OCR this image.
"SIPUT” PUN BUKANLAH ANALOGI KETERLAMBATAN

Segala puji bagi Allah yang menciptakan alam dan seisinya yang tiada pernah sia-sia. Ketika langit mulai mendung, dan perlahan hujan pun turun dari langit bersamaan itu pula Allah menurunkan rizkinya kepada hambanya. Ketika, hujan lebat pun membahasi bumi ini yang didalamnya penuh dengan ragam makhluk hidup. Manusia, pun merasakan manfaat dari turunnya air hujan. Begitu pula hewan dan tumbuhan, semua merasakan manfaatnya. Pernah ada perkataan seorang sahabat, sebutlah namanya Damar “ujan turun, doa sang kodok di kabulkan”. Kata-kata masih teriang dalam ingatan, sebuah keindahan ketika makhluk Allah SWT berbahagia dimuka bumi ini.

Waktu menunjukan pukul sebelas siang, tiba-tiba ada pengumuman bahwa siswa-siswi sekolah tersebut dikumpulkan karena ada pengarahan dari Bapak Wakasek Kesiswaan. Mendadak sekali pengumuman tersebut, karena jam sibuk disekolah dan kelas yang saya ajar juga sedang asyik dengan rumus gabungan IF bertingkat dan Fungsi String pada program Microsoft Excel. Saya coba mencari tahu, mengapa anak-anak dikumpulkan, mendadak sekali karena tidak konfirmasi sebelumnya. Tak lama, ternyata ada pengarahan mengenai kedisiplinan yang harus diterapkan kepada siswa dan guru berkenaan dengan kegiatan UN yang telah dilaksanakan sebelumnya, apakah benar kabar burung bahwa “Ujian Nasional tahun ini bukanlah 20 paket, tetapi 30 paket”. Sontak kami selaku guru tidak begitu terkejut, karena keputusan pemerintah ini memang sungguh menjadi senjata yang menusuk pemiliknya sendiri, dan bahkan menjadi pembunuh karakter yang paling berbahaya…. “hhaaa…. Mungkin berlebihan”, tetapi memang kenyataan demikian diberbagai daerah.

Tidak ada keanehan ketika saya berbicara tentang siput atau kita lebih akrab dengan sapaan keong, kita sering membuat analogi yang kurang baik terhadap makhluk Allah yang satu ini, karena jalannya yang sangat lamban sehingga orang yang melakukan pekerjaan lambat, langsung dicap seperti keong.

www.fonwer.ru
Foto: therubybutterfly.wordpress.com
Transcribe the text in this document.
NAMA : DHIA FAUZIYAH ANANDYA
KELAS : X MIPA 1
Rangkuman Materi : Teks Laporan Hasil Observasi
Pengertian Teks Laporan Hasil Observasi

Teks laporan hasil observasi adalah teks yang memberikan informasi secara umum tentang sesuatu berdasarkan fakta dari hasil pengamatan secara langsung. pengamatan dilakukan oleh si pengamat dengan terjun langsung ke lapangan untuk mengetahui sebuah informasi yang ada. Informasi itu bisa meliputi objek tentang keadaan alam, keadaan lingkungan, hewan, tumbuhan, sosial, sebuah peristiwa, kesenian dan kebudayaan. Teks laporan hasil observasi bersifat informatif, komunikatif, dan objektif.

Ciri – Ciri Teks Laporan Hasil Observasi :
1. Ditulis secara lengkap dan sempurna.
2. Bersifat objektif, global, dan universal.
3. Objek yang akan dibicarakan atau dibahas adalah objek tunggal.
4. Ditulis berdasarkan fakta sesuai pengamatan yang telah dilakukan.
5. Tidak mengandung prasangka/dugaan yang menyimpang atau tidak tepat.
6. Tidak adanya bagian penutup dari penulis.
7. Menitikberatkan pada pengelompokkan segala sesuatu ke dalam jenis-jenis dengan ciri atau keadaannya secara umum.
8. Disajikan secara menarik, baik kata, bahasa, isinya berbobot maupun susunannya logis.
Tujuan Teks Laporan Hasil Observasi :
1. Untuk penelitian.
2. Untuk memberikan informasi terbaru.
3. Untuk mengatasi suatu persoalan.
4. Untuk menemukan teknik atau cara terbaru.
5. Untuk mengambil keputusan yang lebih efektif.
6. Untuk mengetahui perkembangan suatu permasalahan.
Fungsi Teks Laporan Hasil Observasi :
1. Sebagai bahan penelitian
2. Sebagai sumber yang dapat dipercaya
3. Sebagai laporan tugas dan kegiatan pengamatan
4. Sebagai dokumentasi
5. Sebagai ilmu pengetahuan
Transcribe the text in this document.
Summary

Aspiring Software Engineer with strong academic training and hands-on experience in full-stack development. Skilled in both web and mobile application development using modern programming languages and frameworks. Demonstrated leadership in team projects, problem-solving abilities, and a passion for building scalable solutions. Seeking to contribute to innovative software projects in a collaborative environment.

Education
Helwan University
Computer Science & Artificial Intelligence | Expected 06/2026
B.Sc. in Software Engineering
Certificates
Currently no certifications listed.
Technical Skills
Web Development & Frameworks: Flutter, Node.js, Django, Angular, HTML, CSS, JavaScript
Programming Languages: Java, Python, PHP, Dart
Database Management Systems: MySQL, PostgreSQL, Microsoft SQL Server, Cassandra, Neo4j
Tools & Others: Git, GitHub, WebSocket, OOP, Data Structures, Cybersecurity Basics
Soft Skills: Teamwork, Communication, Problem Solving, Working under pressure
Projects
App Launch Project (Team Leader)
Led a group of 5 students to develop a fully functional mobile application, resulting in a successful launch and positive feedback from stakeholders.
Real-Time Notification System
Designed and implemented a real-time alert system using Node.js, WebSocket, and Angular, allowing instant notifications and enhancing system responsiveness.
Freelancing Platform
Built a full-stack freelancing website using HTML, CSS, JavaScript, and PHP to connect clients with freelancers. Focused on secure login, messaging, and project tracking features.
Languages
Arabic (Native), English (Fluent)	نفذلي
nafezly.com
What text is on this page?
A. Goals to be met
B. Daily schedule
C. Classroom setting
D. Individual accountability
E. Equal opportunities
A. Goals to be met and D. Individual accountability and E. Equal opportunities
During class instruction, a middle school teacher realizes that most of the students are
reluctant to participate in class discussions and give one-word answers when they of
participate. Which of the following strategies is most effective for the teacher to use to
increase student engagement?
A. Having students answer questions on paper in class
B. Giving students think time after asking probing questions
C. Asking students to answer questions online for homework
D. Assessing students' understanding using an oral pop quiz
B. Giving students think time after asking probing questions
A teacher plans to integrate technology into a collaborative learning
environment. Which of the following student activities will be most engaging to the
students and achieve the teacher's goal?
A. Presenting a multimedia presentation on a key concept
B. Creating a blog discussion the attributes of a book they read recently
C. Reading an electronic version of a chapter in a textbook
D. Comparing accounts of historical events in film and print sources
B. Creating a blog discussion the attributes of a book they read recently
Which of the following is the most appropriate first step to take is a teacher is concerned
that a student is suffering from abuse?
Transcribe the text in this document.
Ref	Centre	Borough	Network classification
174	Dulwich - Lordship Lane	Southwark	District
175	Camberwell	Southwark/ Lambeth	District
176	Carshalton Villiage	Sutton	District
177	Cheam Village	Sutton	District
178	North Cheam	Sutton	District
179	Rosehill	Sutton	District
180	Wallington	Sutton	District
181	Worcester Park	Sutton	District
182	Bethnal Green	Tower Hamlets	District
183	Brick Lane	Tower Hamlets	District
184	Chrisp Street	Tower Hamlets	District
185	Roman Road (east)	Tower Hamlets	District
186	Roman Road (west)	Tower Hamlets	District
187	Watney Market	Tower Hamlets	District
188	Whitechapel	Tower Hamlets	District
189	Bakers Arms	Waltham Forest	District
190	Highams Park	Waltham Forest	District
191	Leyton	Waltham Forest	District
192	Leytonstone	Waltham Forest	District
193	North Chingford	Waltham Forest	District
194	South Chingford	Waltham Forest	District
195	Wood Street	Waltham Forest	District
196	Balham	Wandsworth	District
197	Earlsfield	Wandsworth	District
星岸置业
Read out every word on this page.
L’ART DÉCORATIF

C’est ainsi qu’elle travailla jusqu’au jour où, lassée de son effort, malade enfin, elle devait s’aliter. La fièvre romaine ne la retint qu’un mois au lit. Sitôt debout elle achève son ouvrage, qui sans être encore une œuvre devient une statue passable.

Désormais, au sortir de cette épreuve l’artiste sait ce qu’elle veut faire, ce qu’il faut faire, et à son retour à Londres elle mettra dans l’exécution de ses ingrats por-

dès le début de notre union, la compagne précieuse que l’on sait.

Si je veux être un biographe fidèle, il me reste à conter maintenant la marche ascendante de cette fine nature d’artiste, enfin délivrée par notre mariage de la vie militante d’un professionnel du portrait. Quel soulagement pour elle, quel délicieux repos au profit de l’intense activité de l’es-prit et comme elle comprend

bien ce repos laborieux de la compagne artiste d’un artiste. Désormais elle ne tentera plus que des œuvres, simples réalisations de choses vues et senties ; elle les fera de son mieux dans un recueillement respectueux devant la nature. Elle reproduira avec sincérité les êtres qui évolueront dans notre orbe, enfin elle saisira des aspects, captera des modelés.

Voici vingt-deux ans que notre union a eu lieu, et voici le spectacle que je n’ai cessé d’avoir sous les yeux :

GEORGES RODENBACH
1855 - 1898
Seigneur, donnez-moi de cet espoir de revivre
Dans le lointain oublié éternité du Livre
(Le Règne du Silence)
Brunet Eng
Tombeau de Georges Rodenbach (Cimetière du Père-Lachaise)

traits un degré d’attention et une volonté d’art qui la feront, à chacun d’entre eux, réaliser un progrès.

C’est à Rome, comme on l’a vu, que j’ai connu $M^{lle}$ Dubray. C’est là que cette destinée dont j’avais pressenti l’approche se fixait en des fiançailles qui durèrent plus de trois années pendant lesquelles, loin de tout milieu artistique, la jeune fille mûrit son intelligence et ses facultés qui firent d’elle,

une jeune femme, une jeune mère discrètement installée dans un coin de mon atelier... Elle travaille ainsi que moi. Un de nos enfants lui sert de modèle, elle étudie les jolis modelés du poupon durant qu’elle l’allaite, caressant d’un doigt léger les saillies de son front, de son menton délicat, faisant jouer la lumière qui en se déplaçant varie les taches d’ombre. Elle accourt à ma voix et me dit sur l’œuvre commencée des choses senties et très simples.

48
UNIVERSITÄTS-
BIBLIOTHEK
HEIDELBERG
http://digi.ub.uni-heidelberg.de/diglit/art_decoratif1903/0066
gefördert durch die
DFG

■ Request ■
Using the material above, report each line where "Cheam" occurs.

■ Solution ■
177	Cheam Village	Sutton	District
178	North Cheam	Sutton	District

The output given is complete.